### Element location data
--- BEGIN ---

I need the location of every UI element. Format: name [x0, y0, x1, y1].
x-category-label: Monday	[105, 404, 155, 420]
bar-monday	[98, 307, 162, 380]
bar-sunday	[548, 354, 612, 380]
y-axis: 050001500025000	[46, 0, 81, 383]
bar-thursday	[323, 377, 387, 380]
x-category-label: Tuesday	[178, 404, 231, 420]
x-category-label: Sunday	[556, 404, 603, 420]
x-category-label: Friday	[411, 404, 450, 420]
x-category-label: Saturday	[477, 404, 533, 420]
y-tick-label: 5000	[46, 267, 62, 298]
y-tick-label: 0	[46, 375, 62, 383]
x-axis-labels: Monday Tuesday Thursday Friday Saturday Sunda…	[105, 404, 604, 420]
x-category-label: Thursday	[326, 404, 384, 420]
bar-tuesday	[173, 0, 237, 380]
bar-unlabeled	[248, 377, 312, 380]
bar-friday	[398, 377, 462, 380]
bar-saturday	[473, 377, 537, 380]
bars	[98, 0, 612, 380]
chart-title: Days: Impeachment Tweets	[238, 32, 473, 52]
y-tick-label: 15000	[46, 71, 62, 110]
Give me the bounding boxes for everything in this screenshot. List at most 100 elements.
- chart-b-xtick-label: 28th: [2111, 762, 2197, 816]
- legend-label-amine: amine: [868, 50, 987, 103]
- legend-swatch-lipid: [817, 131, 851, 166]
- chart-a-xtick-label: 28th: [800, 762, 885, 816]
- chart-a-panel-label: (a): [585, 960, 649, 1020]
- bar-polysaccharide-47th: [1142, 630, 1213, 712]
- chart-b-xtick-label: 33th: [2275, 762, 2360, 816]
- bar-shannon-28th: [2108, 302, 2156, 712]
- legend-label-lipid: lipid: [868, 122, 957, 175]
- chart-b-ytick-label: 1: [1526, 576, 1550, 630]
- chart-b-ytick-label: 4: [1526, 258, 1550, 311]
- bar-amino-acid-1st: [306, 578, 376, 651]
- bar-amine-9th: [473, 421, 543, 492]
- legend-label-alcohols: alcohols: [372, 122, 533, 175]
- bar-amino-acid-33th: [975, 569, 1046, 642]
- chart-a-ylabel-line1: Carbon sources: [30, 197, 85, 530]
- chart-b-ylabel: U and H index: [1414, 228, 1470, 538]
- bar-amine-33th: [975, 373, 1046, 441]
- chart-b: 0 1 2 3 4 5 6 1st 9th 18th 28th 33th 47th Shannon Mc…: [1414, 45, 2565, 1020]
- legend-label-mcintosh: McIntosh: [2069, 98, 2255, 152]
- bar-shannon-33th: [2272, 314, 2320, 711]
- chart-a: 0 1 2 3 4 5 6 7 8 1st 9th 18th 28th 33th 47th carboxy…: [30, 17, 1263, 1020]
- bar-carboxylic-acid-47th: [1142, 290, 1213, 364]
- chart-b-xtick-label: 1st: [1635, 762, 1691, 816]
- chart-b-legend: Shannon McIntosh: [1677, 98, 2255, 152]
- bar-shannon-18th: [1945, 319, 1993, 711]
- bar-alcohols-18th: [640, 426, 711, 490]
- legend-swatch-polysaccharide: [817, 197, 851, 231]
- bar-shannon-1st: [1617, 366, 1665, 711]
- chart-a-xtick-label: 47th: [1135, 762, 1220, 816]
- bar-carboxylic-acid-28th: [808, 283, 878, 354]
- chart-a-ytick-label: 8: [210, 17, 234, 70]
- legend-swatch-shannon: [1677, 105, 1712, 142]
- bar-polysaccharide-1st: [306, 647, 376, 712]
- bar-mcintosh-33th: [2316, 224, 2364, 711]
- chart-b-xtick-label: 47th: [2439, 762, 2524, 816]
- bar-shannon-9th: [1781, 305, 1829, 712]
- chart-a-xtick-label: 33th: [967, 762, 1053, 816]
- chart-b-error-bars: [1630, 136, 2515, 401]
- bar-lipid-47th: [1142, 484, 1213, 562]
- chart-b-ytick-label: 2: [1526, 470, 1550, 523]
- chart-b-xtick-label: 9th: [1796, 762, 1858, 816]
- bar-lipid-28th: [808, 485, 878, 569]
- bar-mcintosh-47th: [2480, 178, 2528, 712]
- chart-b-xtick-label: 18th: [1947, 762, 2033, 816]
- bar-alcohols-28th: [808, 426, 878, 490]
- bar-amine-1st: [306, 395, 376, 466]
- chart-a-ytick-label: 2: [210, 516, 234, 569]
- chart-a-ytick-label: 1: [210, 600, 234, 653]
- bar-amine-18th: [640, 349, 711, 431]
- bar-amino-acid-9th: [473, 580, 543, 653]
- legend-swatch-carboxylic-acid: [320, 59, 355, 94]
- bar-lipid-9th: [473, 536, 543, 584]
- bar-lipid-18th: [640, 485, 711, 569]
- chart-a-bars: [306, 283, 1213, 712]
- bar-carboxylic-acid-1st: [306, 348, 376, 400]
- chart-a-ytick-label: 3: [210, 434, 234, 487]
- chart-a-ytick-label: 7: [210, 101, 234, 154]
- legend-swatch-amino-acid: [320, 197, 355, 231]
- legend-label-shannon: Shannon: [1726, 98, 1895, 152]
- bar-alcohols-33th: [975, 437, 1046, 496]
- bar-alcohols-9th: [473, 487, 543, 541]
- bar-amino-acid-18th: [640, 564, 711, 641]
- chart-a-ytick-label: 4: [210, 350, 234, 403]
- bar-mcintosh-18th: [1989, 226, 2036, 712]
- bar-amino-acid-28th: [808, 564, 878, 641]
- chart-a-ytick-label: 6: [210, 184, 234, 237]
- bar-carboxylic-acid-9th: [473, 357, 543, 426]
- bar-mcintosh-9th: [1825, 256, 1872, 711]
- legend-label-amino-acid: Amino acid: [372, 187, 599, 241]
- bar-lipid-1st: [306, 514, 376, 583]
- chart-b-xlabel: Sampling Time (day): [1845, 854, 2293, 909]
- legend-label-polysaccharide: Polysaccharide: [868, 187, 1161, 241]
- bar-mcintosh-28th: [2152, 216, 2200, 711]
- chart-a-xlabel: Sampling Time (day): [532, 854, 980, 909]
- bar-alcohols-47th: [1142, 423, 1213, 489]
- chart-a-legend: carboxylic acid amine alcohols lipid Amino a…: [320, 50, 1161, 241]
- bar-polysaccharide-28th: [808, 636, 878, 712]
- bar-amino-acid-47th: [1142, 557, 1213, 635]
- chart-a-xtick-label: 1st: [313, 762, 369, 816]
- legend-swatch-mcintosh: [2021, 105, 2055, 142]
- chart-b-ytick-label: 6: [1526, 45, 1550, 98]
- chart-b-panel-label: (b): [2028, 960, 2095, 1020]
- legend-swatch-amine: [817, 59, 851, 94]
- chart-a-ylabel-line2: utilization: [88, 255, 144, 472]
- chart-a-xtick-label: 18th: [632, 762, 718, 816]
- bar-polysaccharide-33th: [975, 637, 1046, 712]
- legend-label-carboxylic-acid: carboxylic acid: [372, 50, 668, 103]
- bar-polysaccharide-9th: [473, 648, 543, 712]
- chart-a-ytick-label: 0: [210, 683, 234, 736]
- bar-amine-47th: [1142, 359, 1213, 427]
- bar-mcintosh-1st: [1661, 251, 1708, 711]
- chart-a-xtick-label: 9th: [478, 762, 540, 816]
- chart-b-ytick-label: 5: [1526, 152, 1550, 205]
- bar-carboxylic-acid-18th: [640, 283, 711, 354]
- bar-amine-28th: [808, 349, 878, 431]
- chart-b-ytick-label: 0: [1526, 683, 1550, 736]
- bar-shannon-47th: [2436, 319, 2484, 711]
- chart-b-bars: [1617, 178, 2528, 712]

--- END ---

### Directive
Copy out every line of the items above verbatim, altering nothing.

### Result for this task
I need the location of every UI element. Format: name [x0, y0, x1, y1].
x-category-label: Monday	[105, 404, 155, 420]
bar-monday	[98, 307, 162, 380]
bar-sunday	[548, 354, 612, 380]
y-axis: 050001500025000	[46, 0, 81, 383]
bar-thursday	[323, 377, 387, 380]
x-category-label: Tuesday	[178, 404, 231, 420]
x-category-label: Sunday	[556, 404, 603, 420]
x-category-label: Friday	[411, 404, 450, 420]
x-category-label: Saturday	[477, 404, 533, 420]
y-tick-label: 5000	[46, 267, 62, 298]
y-tick-label: 0	[46, 375, 62, 383]
x-axis-labels: Monday Tuesday Thursday Friday Saturday Sunda…	[105, 404, 604, 420]
x-category-label: Thursday	[326, 404, 384, 420]
bar-tuesday	[173, 0, 237, 380]
bar-unlabeled	[248, 377, 312, 380]
bar-friday	[398, 377, 462, 380]
bar-saturday	[473, 377, 537, 380]
bars	[98, 0, 612, 380]
chart-title: Days: Impeachment Tweets	[238, 32, 473, 52]
y-tick-label: 15000	[46, 71, 62, 110]
Give me the bounding boxes for everything in this screenshot. List at most 100 elements.
- chart-b-xtick-label: 28th: [2111, 762, 2197, 816]
- legend-label-amine: amine: [868, 50, 987, 103]
- legend-swatch-lipid: [817, 131, 851, 166]
- chart-a-xtick-label: 28th: [800, 762, 885, 816]
- chart-a-panel-label: (a): [585, 960, 649, 1020]
- bar-polysaccharide-47th: [1142, 630, 1213, 712]
- chart-b-xtick-label: 33th: [2275, 762, 2360, 816]
- bar-shannon-28th: [2108, 302, 2156, 712]
- legend-label-lipid: lipid: [868, 122, 957, 175]
- chart-b-ytick-label: 1: [1526, 576, 1550, 630]
- chart-b-ytick-label: 4: [1526, 258, 1550, 311]
- bar-amino-acid-1st: [306, 578, 376, 651]
- bar-amine-9th: [473, 421, 543, 492]
- legend-label-alcohols: alcohols: [372, 122, 533, 175]
- bar-amino-acid-33th: [975, 569, 1046, 642]
- chart-a-ylabel-line1: Carbon sources: [30, 197, 85, 530]
- chart-b-ylabel: U and H index: [1414, 228, 1470, 538]
- bar-amine-33th: [975, 373, 1046, 441]
- chart-b: 0 1 2 3 4 5 6 1st 9th 18th 28th 33th 47th Shannon Mc…: [1414, 45, 2565, 1020]
- legend-label-mcintosh: McIntosh: [2069, 98, 2255, 152]
- bar-shannon-33th: [2272, 314, 2320, 711]
- chart-a: 0 1 2 3 4 5 6 7 8 1st 9th 18th 28th 33th 47th carboxy…: [30, 17, 1263, 1020]
- bar-carboxylic-acid-47th: [1142, 290, 1213, 364]
- chart-b-xtick-label: 1st: [1635, 762, 1691, 816]
- chart-b-legend: Shannon McIntosh: [1677, 98, 2255, 152]
- bar-shannon-18th: [1945, 319, 1993, 711]
- bar-alcohols-18th: [640, 426, 711, 490]
- legend-swatch-polysaccharide: [817, 197, 851, 231]
- bar-shannon-1st: [1617, 366, 1665, 711]
- chart-a-xtick-label: 47th: [1135, 762, 1220, 816]
- bar-carboxylic-acid-28th: [808, 283, 878, 354]
- chart-a-ytick-label: 8: [210, 17, 234, 70]
- legend-swatch-shannon: [1677, 105, 1712, 142]
- bar-polysaccharide-1st: [306, 647, 376, 712]
- bar-mcintosh-33th: [2316, 224, 2364, 711]
- chart-b-xtick-label: 47th: [2439, 762, 2524, 816]
- bar-shannon-9th: [1781, 305, 1829, 712]
- chart-a-xtick-label: 33th: [967, 762, 1053, 816]
- chart-b-error-bars: [1630, 136, 2515, 401]
- bar-lipid-47th: [1142, 484, 1213, 562]
- chart-b-ytick-label: 2: [1526, 470, 1550, 523]
- chart-b-xtick-label: 9th: [1796, 762, 1858, 816]
- bar-lipid-28th: [808, 485, 878, 569]
- bar-mcintosh-47th: [2480, 178, 2528, 712]
- chart-b-xtick-label: 18th: [1947, 762, 2033, 816]
- bar-alcohols-28th: [808, 426, 878, 490]
- bar-amine-1st: [306, 395, 376, 466]
- chart-a-ytick-label: 2: [210, 516, 234, 569]
- chart-a-ytick-label: 1: [210, 600, 234, 653]
- bar-amine-18th: [640, 349, 711, 431]
- bar-amino-acid-9th: [473, 580, 543, 653]
- legend-swatch-carboxylic-acid: [320, 59, 355, 94]
- bar-lipid-9th: [473, 536, 543, 584]
- bar-lipid-18th: [640, 485, 711, 569]
- chart-a-bars: [306, 283, 1213, 712]
- bar-carboxylic-acid-1st: [306, 348, 376, 400]
- chart-a-ytick-label: 3: [210, 434, 234, 487]
- chart-a-ytick-label: 7: [210, 101, 234, 154]
- legend-swatch-amino-acid: [320, 197, 355, 231]
- legend-label-shannon: Shannon: [1726, 98, 1895, 152]
- bar-alcohols-33th: [975, 437, 1046, 496]
- bar-alcohols-9th: [473, 487, 543, 541]
- bar-amino-acid-18th: [640, 564, 711, 641]
- chart-a-ytick-label: 4: [210, 350, 234, 403]
- bar-mcintosh-18th: [1989, 226, 2036, 712]
- bar-amino-acid-28th: [808, 564, 878, 641]
- chart-a-ytick-label: 6: [210, 184, 234, 237]
- bar-carboxylic-acid-9th: [473, 357, 543, 426]
- bar-mcintosh-9th: [1825, 256, 1872, 711]
- legend-label-amino-acid: Amino acid: [372, 187, 599, 241]
- bar-lipid-1st: [306, 514, 376, 583]
- chart-b-xlabel: Sampling Time (day): [1845, 854, 2293, 909]
- legend-label-polysaccharide: Polysaccharide: [868, 187, 1161, 241]
- bar-mcintosh-28th: [2152, 216, 2200, 711]
- chart-a-xlabel: Sampling Time (day): [532, 854, 980, 909]
- bar-alcohols-47th: [1142, 423, 1213, 489]
- chart-a-legend: carboxylic acid amine alcohols lipid Amino a…: [320, 50, 1161, 241]
- bar-polysaccharide-28th: [808, 636, 878, 712]
- bar-amino-acid-47th: [1142, 557, 1213, 635]
- chart-a-xtick-label: 1st: [313, 762, 369, 816]
- legend-swatch-mcintosh: [2021, 105, 2055, 142]
- chart-b-ytick-label: 6: [1526, 45, 1550, 98]
- chart-b-panel-label: (b): [2028, 960, 2095, 1020]
- legend-swatch-amine: [817, 59, 851, 94]
- chart-a-ylabel-line2: utilization: [88, 255, 144, 472]
- chart-a-xtick-label: 18th: [632, 762, 718, 816]
- bar-polysaccharide-33th: [975, 637, 1046, 712]
- legend-label-carboxylic-acid: carboxylic acid: [372, 50, 668, 103]
- bar-polysaccharide-9th: [473, 648, 543, 712]
- chart-a-ytick-label: 0: [210, 683, 234, 736]
- bar-amine-47th: [1142, 359, 1213, 427]
- bar-mcintosh-1st: [1661, 251, 1708, 711]
- chart-a-xtick-label: 9th: [478, 762, 540, 816]
- chart-b-ytick-label: 5: [1526, 152, 1550, 205]
- bar-carboxylic-acid-18th: [640, 283, 711, 354]
- bar-amine-28th: [808, 349, 878, 431]
- chart-b-ytick-label: 0: [1526, 683, 1550, 736]
- bar-shannon-47th: [2436, 319, 2484, 711]
- chart-b-bars: [1617, 178, 2528, 712]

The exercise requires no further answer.